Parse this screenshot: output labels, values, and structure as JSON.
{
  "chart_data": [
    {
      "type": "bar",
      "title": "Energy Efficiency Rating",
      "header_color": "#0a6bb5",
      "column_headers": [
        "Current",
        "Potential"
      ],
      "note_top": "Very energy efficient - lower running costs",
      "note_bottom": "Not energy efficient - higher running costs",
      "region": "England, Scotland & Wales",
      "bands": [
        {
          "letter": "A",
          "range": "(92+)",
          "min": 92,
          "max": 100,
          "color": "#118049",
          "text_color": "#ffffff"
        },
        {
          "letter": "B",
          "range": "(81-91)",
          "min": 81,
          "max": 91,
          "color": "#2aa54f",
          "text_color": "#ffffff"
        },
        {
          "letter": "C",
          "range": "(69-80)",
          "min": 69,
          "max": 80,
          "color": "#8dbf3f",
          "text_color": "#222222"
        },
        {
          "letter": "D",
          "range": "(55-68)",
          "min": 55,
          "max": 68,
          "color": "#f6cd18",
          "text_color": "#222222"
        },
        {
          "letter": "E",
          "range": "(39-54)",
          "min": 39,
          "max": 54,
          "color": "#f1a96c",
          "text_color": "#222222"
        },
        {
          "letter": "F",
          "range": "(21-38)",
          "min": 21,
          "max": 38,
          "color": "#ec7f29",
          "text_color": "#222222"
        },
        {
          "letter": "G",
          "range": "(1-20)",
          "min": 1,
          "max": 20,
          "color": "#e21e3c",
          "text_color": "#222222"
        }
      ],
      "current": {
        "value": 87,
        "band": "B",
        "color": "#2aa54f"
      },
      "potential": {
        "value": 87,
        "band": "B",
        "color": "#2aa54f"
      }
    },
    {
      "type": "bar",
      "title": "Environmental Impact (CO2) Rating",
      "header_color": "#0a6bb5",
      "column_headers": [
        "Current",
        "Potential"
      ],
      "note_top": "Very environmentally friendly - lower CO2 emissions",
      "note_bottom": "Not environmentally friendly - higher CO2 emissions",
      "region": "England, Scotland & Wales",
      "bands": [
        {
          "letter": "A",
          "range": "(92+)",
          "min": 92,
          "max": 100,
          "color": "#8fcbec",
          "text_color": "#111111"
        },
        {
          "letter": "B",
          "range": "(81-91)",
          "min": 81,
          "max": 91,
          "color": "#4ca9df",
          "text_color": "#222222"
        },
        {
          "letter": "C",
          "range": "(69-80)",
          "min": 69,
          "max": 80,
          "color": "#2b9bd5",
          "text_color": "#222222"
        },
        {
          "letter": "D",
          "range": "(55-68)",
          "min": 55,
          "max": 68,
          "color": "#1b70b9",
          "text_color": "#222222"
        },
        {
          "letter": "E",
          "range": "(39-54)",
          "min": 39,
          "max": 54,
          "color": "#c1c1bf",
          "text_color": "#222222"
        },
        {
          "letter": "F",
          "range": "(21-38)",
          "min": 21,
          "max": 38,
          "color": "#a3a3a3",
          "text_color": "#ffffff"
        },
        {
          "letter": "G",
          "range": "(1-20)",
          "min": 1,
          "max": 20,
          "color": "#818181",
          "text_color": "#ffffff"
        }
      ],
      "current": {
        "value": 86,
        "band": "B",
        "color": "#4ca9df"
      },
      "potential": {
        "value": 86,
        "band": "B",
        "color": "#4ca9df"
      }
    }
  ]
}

-*-

Count the lines of the material that include the word "friendly", then state only the total.

2